* Do this: Pull out every line of the listing below where "label" appears.

* Listing:

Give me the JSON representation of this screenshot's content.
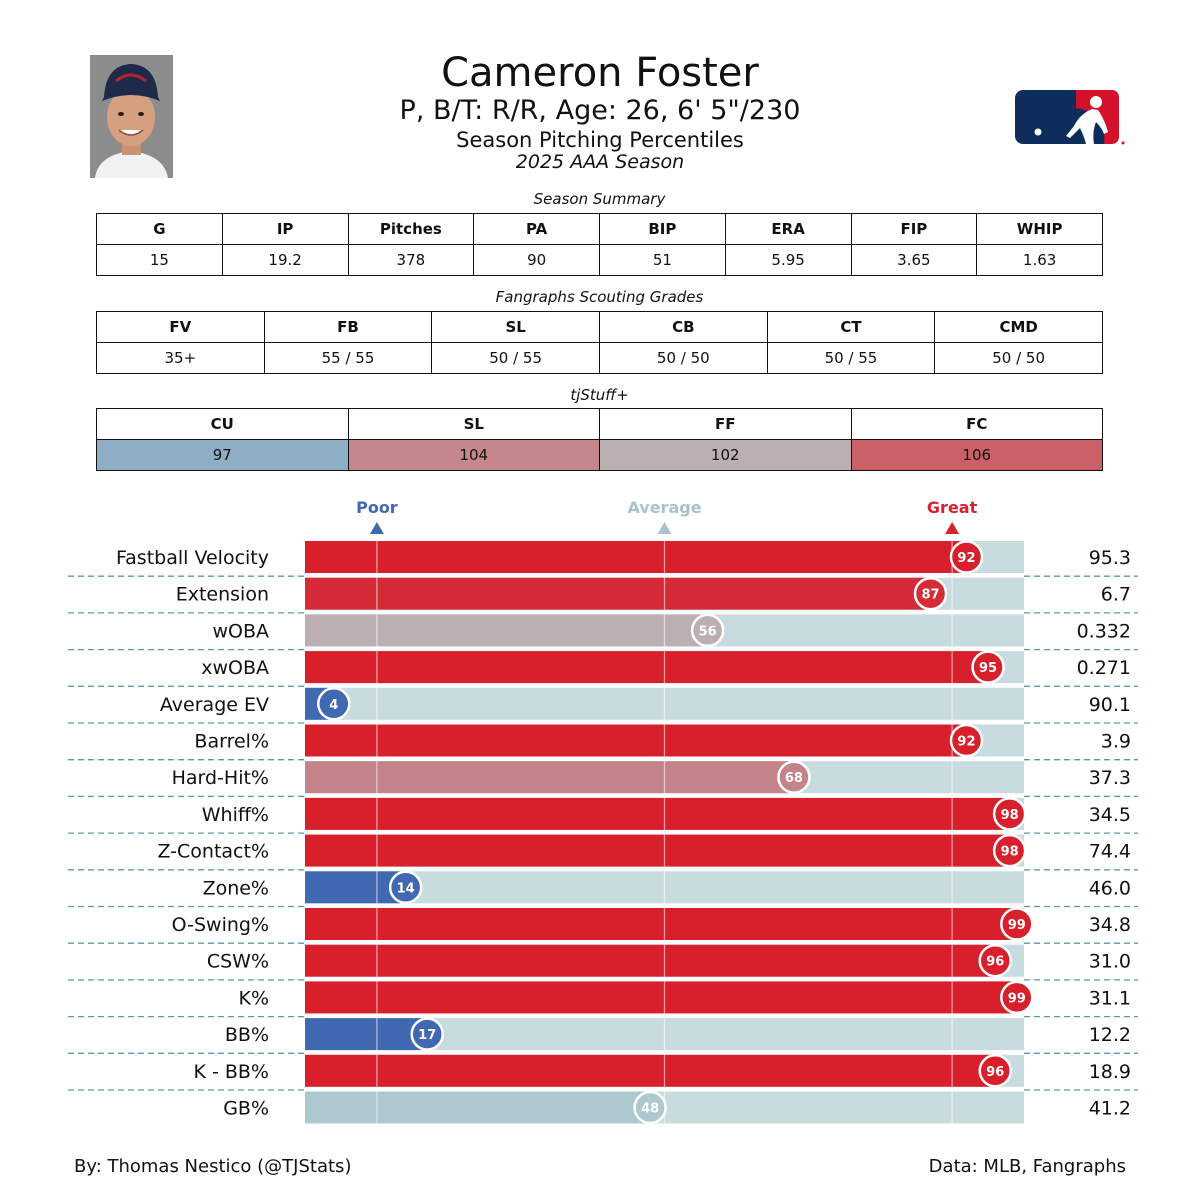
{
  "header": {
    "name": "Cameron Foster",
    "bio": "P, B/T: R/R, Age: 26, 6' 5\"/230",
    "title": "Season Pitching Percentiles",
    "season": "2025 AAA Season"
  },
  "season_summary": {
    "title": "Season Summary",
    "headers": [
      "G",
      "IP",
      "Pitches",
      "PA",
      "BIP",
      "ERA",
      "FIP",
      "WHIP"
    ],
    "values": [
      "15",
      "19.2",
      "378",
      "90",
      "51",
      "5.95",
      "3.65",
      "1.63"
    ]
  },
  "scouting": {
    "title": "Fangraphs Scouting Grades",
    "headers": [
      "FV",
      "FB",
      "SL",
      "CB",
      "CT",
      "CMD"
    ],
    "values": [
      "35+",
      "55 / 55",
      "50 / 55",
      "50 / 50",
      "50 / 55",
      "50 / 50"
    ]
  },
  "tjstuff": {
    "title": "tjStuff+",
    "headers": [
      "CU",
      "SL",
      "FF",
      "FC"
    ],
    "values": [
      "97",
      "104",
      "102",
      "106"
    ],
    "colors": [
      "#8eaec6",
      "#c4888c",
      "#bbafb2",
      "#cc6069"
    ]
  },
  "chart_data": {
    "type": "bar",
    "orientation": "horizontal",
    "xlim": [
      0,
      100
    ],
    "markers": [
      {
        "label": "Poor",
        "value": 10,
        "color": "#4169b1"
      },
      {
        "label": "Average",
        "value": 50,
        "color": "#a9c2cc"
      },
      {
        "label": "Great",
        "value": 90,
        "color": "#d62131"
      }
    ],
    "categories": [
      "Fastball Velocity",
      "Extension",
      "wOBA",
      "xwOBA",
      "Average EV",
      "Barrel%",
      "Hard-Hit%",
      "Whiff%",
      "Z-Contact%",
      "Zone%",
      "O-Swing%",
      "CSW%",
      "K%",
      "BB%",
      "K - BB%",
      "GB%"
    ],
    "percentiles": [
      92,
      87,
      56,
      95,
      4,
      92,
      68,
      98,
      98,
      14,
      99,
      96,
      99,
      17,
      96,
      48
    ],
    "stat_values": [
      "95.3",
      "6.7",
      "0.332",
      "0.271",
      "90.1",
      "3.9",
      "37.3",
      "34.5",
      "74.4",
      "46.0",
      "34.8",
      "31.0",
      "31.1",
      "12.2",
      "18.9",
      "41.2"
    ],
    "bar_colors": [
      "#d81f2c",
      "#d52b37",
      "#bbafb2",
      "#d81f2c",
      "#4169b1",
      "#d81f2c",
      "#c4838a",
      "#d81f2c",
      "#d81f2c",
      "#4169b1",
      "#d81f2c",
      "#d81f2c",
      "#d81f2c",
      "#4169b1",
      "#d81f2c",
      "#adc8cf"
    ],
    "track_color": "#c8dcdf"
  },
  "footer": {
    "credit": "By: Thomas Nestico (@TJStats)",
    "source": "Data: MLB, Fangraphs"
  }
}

* Answer for this exercise:
        "label": "Poor",
        "label": "Average",
        "label": "Great",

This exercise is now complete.